Records that describe figures:
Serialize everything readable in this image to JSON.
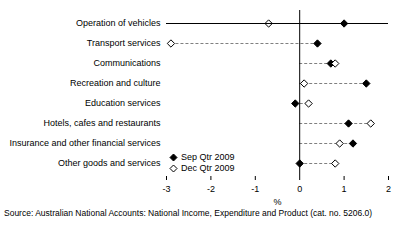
{
  "chart_data": {
    "type": "dot",
    "orientation": "horizontal",
    "source": "Source: Australian National Accounts: National Income, Expenditure and Product (cat. no. 5206.0)",
    "x_label": "%",
    "categories": [
      "Operation of vehicles",
      "Transport services",
      "Communications",
      "Recreation and culture",
      "Education services",
      "Hotels, cafes and restaurants",
      "Insurance and other financial services",
      "Other goods and services"
    ],
    "series": [
      {
        "name": "Sep Qtr 2009",
        "color": "#000000",
        "marker": "diamond",
        "values": [
          1.0,
          0.4,
          0.7,
          1.5,
          -0.1,
          1.1,
          1.2,
          0.0
        ]
      },
      {
        "name": "Dec Qtr 2009",
        "color": "#000000",
        "marker": "open diamond",
        "values": [
          -0.7,
          -2.9,
          0.8,
          0.1,
          0.2,
          1.6,
          0.9,
          0.8
        ]
      }
    ],
    "xlim": [
      -3,
      2
    ],
    "xticks": [
      -3,
      -2,
      -1,
      0,
      1,
      2
    ],
    "legend": "lower left",
    "grid": false
  }
}
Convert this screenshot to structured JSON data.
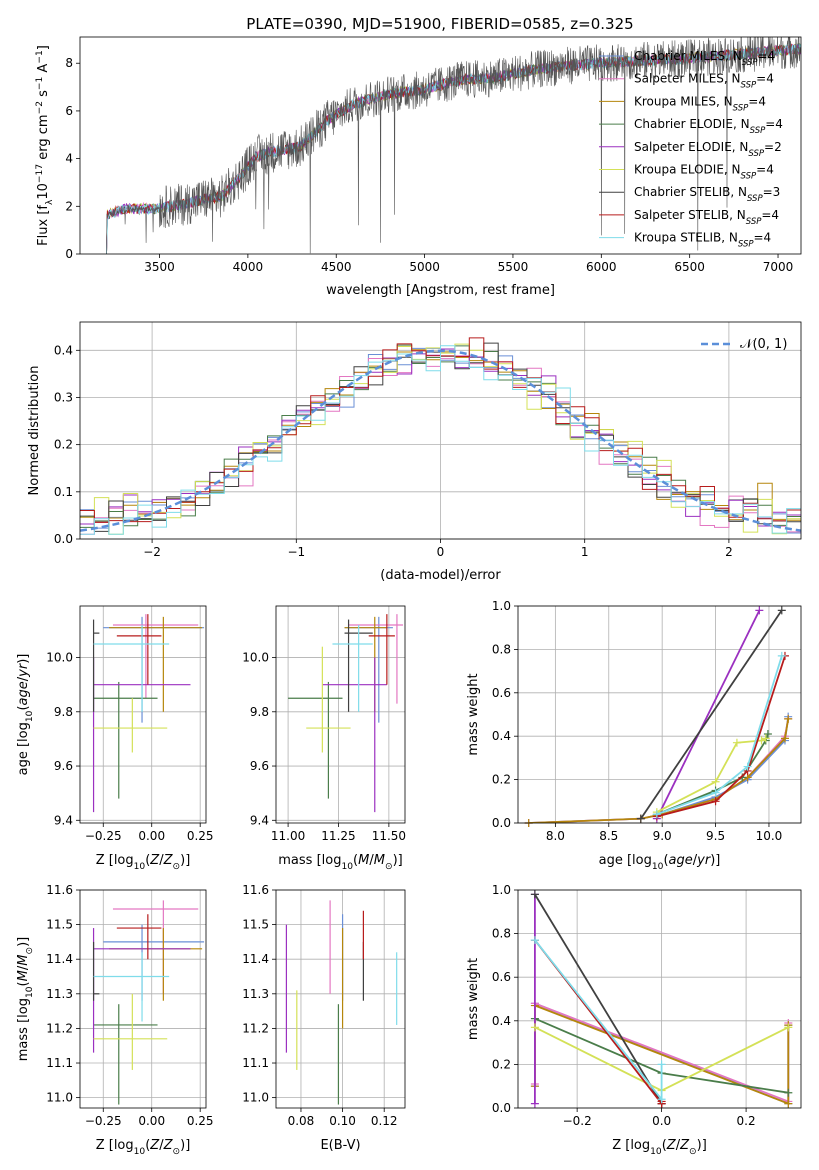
{
  "page_title": "PLATE=0390, MJD=51900, FIBERID=0585, z=0.325",
  "palette": [
    "#6a8fd6",
    "#e377c2",
    "#b5860b",
    "#4a7d4a",
    "#9b30c0",
    "#d4e157",
    "#404040",
    "#b71c1c",
    "#7fdcea"
  ],
  "chart_data": [
    {
      "id": "spectrum",
      "type": "line",
      "title": "PLATE=0390, MJD=51900, FIBERID=0585, z=0.325",
      "xlabel": "wavelength [Angstrom, rest frame]",
      "ylabel": "Flux [f",
      "xlim": [
        3050,
        7130
      ],
      "ylim": [
        0,
        9.1
      ],
      "xticks": [
        3500,
        4000,
        4500,
        5000,
        5500,
        6000,
        6500,
        7000
      ],
      "yticks": [
        0,
        2,
        4,
        6,
        8
      ],
      "xtick_labels": [
        "3500",
        "4000",
        "4500",
        "5000",
        "5500",
        "6000",
        "6500",
        "7000"
      ],
      "ytick_labels": [
        "0",
        "2",
        "4",
        "6",
        "8"
      ],
      "grid": false,
      "legend": "upper-right",
      "continuum": [
        [
          3200,
          1.6
        ],
        [
          3300,
          1.9
        ],
        [
          3450,
          1.9
        ],
        [
          3550,
          2.0
        ],
        [
          3650,
          2.1
        ],
        [
          3750,
          2.3
        ],
        [
          3850,
          2.4
        ],
        [
          3950,
          3.2
        ],
        [
          4050,
          4.1
        ],
        [
          4150,
          4.3
        ],
        [
          4300,
          4.5
        ],
        [
          4450,
          5.6
        ],
        [
          4600,
          6.3
        ],
        [
          4800,
          6.7
        ],
        [
          5000,
          6.9
        ],
        [
          5200,
          7.3
        ],
        [
          5400,
          7.4
        ],
        [
          5600,
          7.7
        ],
        [
          5800,
          7.9
        ],
        [
          6000,
          8.0
        ],
        [
          6200,
          8.1
        ],
        [
          6500,
          8.2
        ],
        [
          6800,
          8.4
        ],
        [
          7130,
          8.6
        ]
      ],
      "series": [
        {
          "name": "Chabrier MILES, N",
          "nssp": "=4"
        },
        {
          "name": "Salpeter MILES, N",
          "nssp": "=4"
        },
        {
          "name": "Kroupa MILES, N",
          "nssp": "=4"
        },
        {
          "name": "Chabrier ELODIE, N",
          "nssp": "=4"
        },
        {
          "name": "Salpeter ELODIE, N",
          "nssp": "=2"
        },
        {
          "name": "Kroupa ELODIE, N",
          "nssp": "=4"
        },
        {
          "name": "Chabrier STELIB, N",
          "nssp": "=3"
        },
        {
          "name": "Salpeter STELIB, N",
          "nssp": "=4"
        },
        {
          "name": "Kroupa STELIB, N",
          "nssp": "=4"
        }
      ]
    },
    {
      "id": "residuals",
      "type": "histogram",
      "xlabel": "(data-model)/error",
      "ylabel": "Normed distribution",
      "xlim": [
        -2.5,
        2.5
      ],
      "ylim": [
        0,
        0.46
      ],
      "xticks": [
        -2,
        -1,
        0,
        1,
        2
      ],
      "yticks": [
        0.0,
        0.1,
        0.2,
        0.3,
        0.4
      ],
      "xtick_labels": [
        "−2",
        "−1",
        "0",
        "1",
        "2"
      ],
      "ytick_labels": [
        "0.0",
        "0.1",
        "0.2",
        "0.3",
        "0.4"
      ],
      "grid": true,
      "legend": "upper-right",
      "reference_curve": {
        "label": "𝒩(0, 1)",
        "mean": 0,
        "sigma": 1,
        "color": "#5b8fd9"
      },
      "bin_width": 0.1
    },
    {
      "id": "age-vs-Z",
      "type": "errorbar",
      "xlabel": "Z [log",
      "ylabel": "age  [log",
      "xlim": [
        -0.37,
        0.28
      ],
      "ylim": [
        9.39,
        10.19
      ],
      "xticks": [
        -0.25,
        0.0,
        0.25
      ],
      "yticks": [
        9.4,
        9.6,
        9.8,
        10.0
      ],
      "xtick_labels": [
        "−0.25",
        "0.00",
        "0.25"
      ],
      "ytick_labels": [
        "9.4",
        "9.6",
        "9.8",
        "10.0"
      ],
      "grid": true,
      "points": [
        {
          "s": 0,
          "x": -0.05,
          "y": 10.11,
          "xe": [
            -0.25,
            0.27
          ],
          "ye": [
            9.76,
            10.15
          ]
        },
        {
          "s": 1,
          "x": -0.03,
          "y": 10.12,
          "xe": [
            -0.2,
            0.24
          ],
          "ye": [
            9.85,
            10.16
          ]
        },
        {
          "s": 2,
          "x": 0.06,
          "y": 10.11,
          "xe": [
            -0.22,
            0.26
          ],
          "ye": [
            9.8,
            10.15
          ]
        },
        {
          "s": 3,
          "x": -0.17,
          "y": 9.85,
          "xe": [
            -0.3,
            0.03
          ],
          "ye": [
            9.48,
            9.91
          ]
        },
        {
          "s": 4,
          "x": -0.3,
          "y": 9.9,
          "xe": [
            -0.3,
            0.2
          ],
          "ye": [
            9.43,
            10.0
          ]
        },
        {
          "s": 5,
          "x": -0.1,
          "y": 9.74,
          "xe": [
            -0.3,
            0.08
          ],
          "ye": [
            9.65,
            9.85
          ]
        },
        {
          "s": 6,
          "x": -0.3,
          "y": 10.09,
          "xe": [
            -0.3,
            -0.27
          ],
          "ye": [
            9.8,
            10.14
          ]
        },
        {
          "s": 7,
          "x": -0.02,
          "y": 10.08,
          "xe": [
            -0.18,
            0.05
          ],
          "ye": [
            9.9,
            10.16
          ]
        },
        {
          "s": 8,
          "x": -0.05,
          "y": 10.05,
          "xe": [
            -0.3,
            0.09
          ],
          "ye": [
            9.8,
            10.12
          ]
        }
      ]
    },
    {
      "id": "age-vs-mass",
      "type": "errorbar",
      "xlabel": "mass [log",
      "ylabel": "",
      "xlim": [
        10.94,
        11.58
      ],
      "ylim": [
        9.39,
        10.19
      ],
      "xticks": [
        11.0,
        11.25,
        11.5
      ],
      "yticks": [
        9.4,
        9.6,
        9.8,
        10.0
      ],
      "xtick_labels": [
        "11.00",
        "11.25",
        "11.50"
      ],
      "ytick_labels": [
        "9.4",
        "9.6",
        "9.8",
        "10.0"
      ],
      "grid": true,
      "points": [
        {
          "s": 0,
          "x": 11.45,
          "y": 10.11,
          "xe": [
            11.28,
            11.52
          ],
          "ye": [
            9.76,
            10.15
          ]
        },
        {
          "s": 1,
          "x": 11.54,
          "y": 10.12,
          "xe": [
            11.3,
            11.57
          ],
          "ye": [
            9.83,
            10.16
          ]
        },
        {
          "s": 2,
          "x": 11.43,
          "y": 10.11,
          "xe": [
            11.28,
            11.49
          ],
          "ye": [
            9.8,
            10.15
          ]
        },
        {
          "s": 3,
          "x": 11.2,
          "y": 9.85,
          "xe": [
            11.0,
            11.27
          ],
          "ye": [
            9.48,
            9.91
          ]
        },
        {
          "s": 4,
          "x": 11.43,
          "y": 9.9,
          "xe": [
            11.17,
            11.49
          ],
          "ye": [
            9.43,
            10.0
          ]
        },
        {
          "s": 5,
          "x": 11.17,
          "y": 9.74,
          "xe": [
            11.09,
            11.31
          ],
          "ye": [
            9.65,
            10.04
          ]
        },
        {
          "s": 6,
          "x": 11.3,
          "y": 10.09,
          "xe": [
            11.28,
            11.42
          ],
          "ye": [
            9.8,
            10.14
          ]
        },
        {
          "s": 7,
          "x": 11.49,
          "y": 10.08,
          "xe": [
            11.4,
            11.53
          ],
          "ye": [
            9.9,
            10.16
          ]
        },
        {
          "s": 8,
          "x": 11.35,
          "y": 10.05,
          "xe": [
            11.22,
            11.42
          ],
          "ye": [
            9.8,
            10.12
          ]
        }
      ]
    },
    {
      "id": "weight-vs-age",
      "type": "line",
      "xlabel": "age  [log",
      "ylabel": "mass weight",
      "xlim": [
        7.65,
        10.3
      ],
      "ylim": [
        0,
        1.0
      ],
      "xticks": [
        8.0,
        8.5,
        9.0,
        9.5,
        10.0
      ],
      "yticks": [
        0.0,
        0.2,
        0.4,
        0.6,
        0.8,
        1.0
      ],
      "xtick_labels": [
        "8.0",
        "8.5",
        "9.0",
        "9.5",
        "10.0"
      ],
      "ytick_labels": [
        "0.0",
        "0.2",
        "0.4",
        "0.6",
        "0.8",
        "1.0"
      ],
      "grid": true,
      "series": [
        {
          "s": 0,
          "x": [
            7.75,
            8.8,
            9.0,
            9.5,
            9.8,
            10.15,
            10.18
          ],
          "y": [
            0.0,
            0.02,
            0.04,
            0.12,
            0.2,
            0.38,
            0.49
          ]
        },
        {
          "s": 1,
          "x": [
            7.75,
            8.8,
            9.0,
            9.5,
            9.8,
            10.15,
            10.18
          ],
          "y": [
            0.0,
            0.02,
            0.04,
            0.11,
            0.21,
            0.4,
            0.48
          ]
        },
        {
          "s": 2,
          "x": [
            7.75,
            8.8,
            9.0,
            9.5,
            9.8,
            10.15,
            10.18
          ],
          "y": [
            0.0,
            0.02,
            0.04,
            0.11,
            0.21,
            0.39,
            0.48
          ]
        },
        {
          "s": 3,
          "x": [
            8.95,
            9.5,
            9.75,
            9.97,
            9.99
          ],
          "y": [
            0.04,
            0.15,
            0.21,
            0.38,
            0.41
          ]
        },
        {
          "s": 4,
          "x": [
            8.95,
            9.91
          ],
          "y": [
            0.02,
            0.98
          ]
        },
        {
          "s": 5,
          "x": [
            8.95,
            9.5,
            9.7,
            9.93,
            9.97
          ],
          "y": [
            0.05,
            0.19,
            0.37,
            0.38,
            0.39
          ]
        },
        {
          "s": 6,
          "x": [
            8.8,
            10.12
          ],
          "y": [
            0.02,
            0.98
          ]
        },
        {
          "s": 7,
          "x": [
            8.95,
            9.5,
            9.8,
            10.15
          ],
          "y": [
            0.03,
            0.1,
            0.24,
            0.77
          ]
        },
        {
          "s": 8,
          "x": [
            8.95,
            9.5,
            9.8,
            10.12
          ],
          "y": [
            0.04,
            0.14,
            0.26,
            0.77
          ]
        }
      ]
    },
    {
      "id": "mass-vs-Z",
      "type": "errorbar",
      "xlabel": "Z [log",
      "ylabel": "mass [log",
      "xlim": [
        -0.37,
        0.28
      ],
      "ylim": [
        10.97,
        11.6
      ],
      "xticks": [
        -0.25,
        0.0,
        0.25
      ],
      "yticks": [
        11.0,
        11.1,
        11.2,
        11.3,
        11.4,
        11.5,
        11.6
      ],
      "xtick_labels": [
        "−0.25",
        "0.00",
        "0.25"
      ],
      "ytick_labels": [
        "11.0",
        "11.1",
        "11.2",
        "11.3",
        "11.4",
        "11.5",
        "11.6"
      ],
      "grid": true,
      "points": [
        {
          "s": 0,
          "x": -0.05,
          "y": 11.45,
          "xe": [
            -0.25,
            0.27
          ],
          "ye": [
            11.28,
            11.5
          ]
        },
        {
          "s": 1,
          "x": 0.06,
          "y": 11.545,
          "xe": [
            -0.2,
            0.24
          ],
          "ye": [
            11.3,
            11.57
          ]
        },
        {
          "s": 2,
          "x": 0.06,
          "y": 11.43,
          "xe": [
            -0.22,
            0.26
          ],
          "ye": [
            11.28,
            11.49
          ]
        },
        {
          "s": 3,
          "x": -0.17,
          "y": 11.21,
          "xe": [
            -0.3,
            0.03
          ],
          "ye": [
            10.98,
            11.27
          ]
        },
        {
          "s": 4,
          "x": -0.3,
          "y": 11.43,
          "xe": [
            -0.3,
            0.2
          ],
          "ye": [
            11.13,
            11.49
          ]
        },
        {
          "s": 5,
          "x": -0.1,
          "y": 11.17,
          "xe": [
            -0.3,
            0.08
          ],
          "ye": [
            11.08,
            11.3
          ]
        },
        {
          "s": 6,
          "x": -0.3,
          "y": 11.3,
          "xe": [
            -0.3,
            -0.27
          ],
          "ye": [
            11.28,
            11.45
          ]
        },
        {
          "s": 7,
          "x": -0.02,
          "y": 11.49,
          "xe": [
            -0.18,
            0.05
          ],
          "ye": [
            11.4,
            11.53
          ]
        },
        {
          "s": 8,
          "x": -0.05,
          "y": 11.35,
          "xe": [
            -0.3,
            0.09
          ],
          "ye": [
            11.22,
            11.42
          ]
        }
      ]
    },
    {
      "id": "mass-vs-ebv",
      "type": "errorbar",
      "xlabel": "E(B-V)",
      "ylabel": "",
      "xlim": [
        0.068,
        0.13
      ],
      "ylim": [
        10.97,
        11.6
      ],
      "xticks": [
        0.08,
        0.1,
        0.12
      ],
      "yticks": [
        11.0,
        11.1,
        11.2,
        11.3,
        11.4,
        11.5,
        11.6
      ],
      "xtick_labels": [
        "0.08",
        "0.10",
        "0.12"
      ],
      "ytick_labels": [
        "11.0",
        "11.1",
        "11.2",
        "11.3",
        "11.4",
        "11.5",
        "11.6"
      ],
      "grid": true,
      "points": [
        {
          "s": 0,
          "x": 0.1,
          "y": 11.45,
          "xe": [
            0.1,
            0.1
          ],
          "ye": [
            11.28,
            11.53
          ]
        },
        {
          "s": 1,
          "x": 0.094,
          "y": 11.45,
          "xe": [
            0.094,
            0.094
          ],
          "ye": [
            11.3,
            11.57
          ]
        },
        {
          "s": 2,
          "x": 0.1,
          "y": 11.36,
          "xe": [
            0.1,
            0.1
          ],
          "ye": [
            11.2,
            11.49
          ]
        },
        {
          "s": 3,
          "x": 0.098,
          "y": 11.21,
          "xe": [
            0.098,
            0.098
          ],
          "ye": [
            10.98,
            11.27
          ]
        },
        {
          "s": 4,
          "x": 0.073,
          "y": 11.3,
          "xe": [
            0.073,
            0.073
          ],
          "ye": [
            11.13,
            11.5
          ]
        },
        {
          "s": 5,
          "x": 0.078,
          "y": 11.2,
          "xe": [
            0.078,
            0.078
          ],
          "ye": [
            11.08,
            11.31
          ]
        },
        {
          "s": 6,
          "x": 0.11,
          "y": 11.35,
          "xe": [
            0.11,
            0.11
          ],
          "ye": [
            11.28,
            11.45
          ]
        },
        {
          "s": 7,
          "x": 0.11,
          "y": 11.45,
          "xe": [
            0.11,
            0.11
          ],
          "ye": [
            11.4,
            11.54
          ]
        },
        {
          "s": 8,
          "x": 0.126,
          "y": 11.3,
          "xe": [
            0.126,
            0.126
          ],
          "ye": [
            11.21,
            11.42
          ]
        }
      ]
    },
    {
      "id": "weight-vs-Z",
      "type": "line",
      "xlabel": "Z [log",
      "ylabel": "mass weight",
      "xlim": [
        -0.34,
        0.33
      ],
      "ylim": [
        0,
        1.0
      ],
      "xticks": [
        -0.2,
        0.0,
        0.2
      ],
      "yticks": [
        0.0,
        0.2,
        0.4,
        0.6,
        0.8,
        1.0
      ],
      "xtick_labels": [
        "−0.2",
        "0.0",
        "0.2"
      ],
      "ytick_labels": [
        "0.0",
        "0.2",
        "0.4",
        "0.6",
        "0.8",
        "1.0"
      ],
      "grid": true,
      "series": [
        {
          "s": 0,
          "x": [
            -0.3,
            -0.3,
            0.3,
            0.3
          ],
          "y": [
            0.1,
            0.48,
            0.02,
            0.38
          ]
        },
        {
          "s": 1,
          "x": [
            -0.3,
            -0.3,
            0.3,
            0.3
          ],
          "y": [
            0.11,
            0.48,
            0.03,
            0.39
          ]
        },
        {
          "s": 2,
          "x": [
            -0.3,
            -0.3,
            0.3,
            0.3
          ],
          "y": [
            0.1,
            0.47,
            0.02,
            0.38
          ]
        },
        {
          "s": 3,
          "x": [
            -0.3,
            0.0,
            0.3
          ],
          "y": [
            0.41,
            0.16,
            0.07
          ]
        },
        {
          "s": 4,
          "x": [
            -0.3,
            -0.3
          ],
          "y": [
            0.02,
            0.98
          ]
        },
        {
          "s": 5,
          "x": [
            -0.3,
            0.0,
            0.3
          ],
          "y": [
            0.37,
            0.08,
            0.37
          ]
        },
        {
          "s": 6,
          "x": [
            -0.3,
            0.0,
            0.0
          ],
          "y": [
            0.98,
            0.02,
            0.02
          ]
        },
        {
          "s": 7,
          "x": [
            -0.3,
            0.0,
            0.0
          ],
          "y": [
            0.77,
            0.02,
            0.03
          ]
        },
        {
          "s": 8,
          "x": [
            -0.3,
            0.0,
            0.0
          ],
          "y": [
            0.77,
            0.04,
            0.2
          ]
        }
      ]
    }
  ]
}
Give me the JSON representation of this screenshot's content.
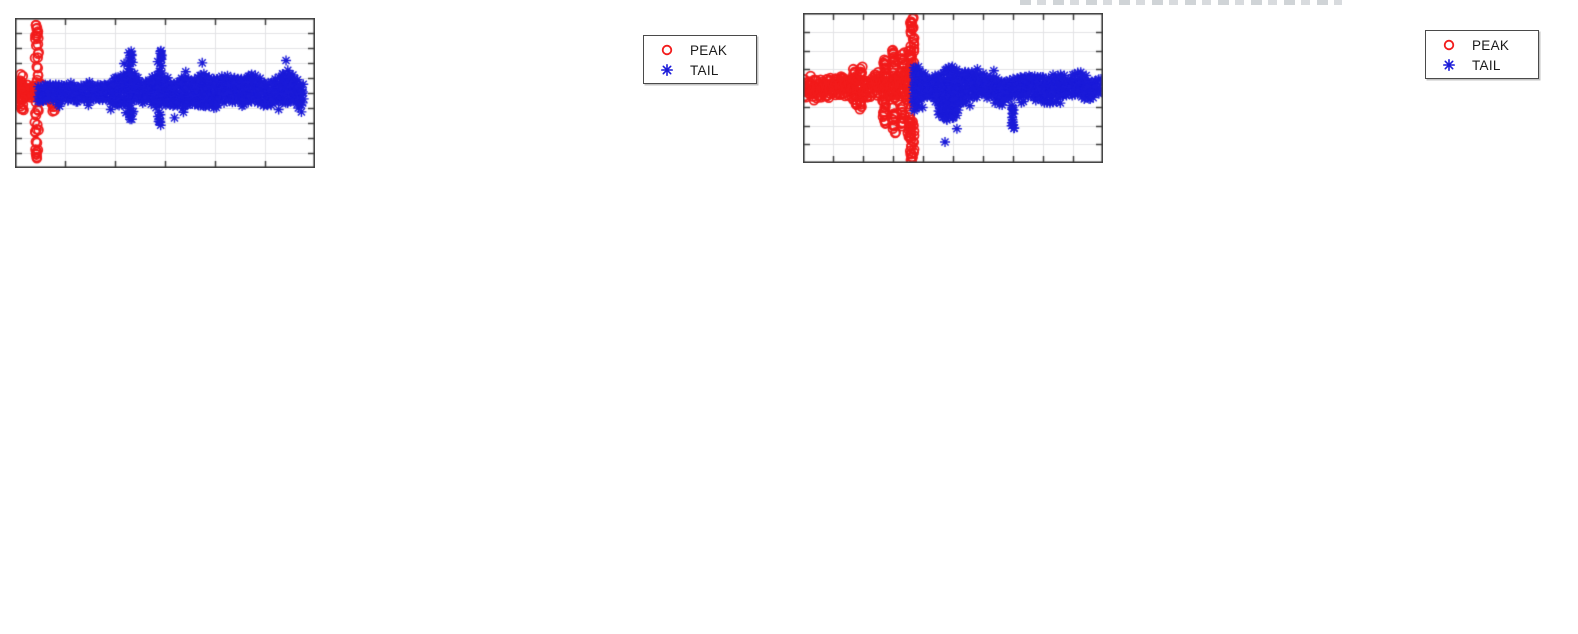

What to do → A single figure is required: the number of lines above in which the word "services" occurs.

Solution to the exercise → 4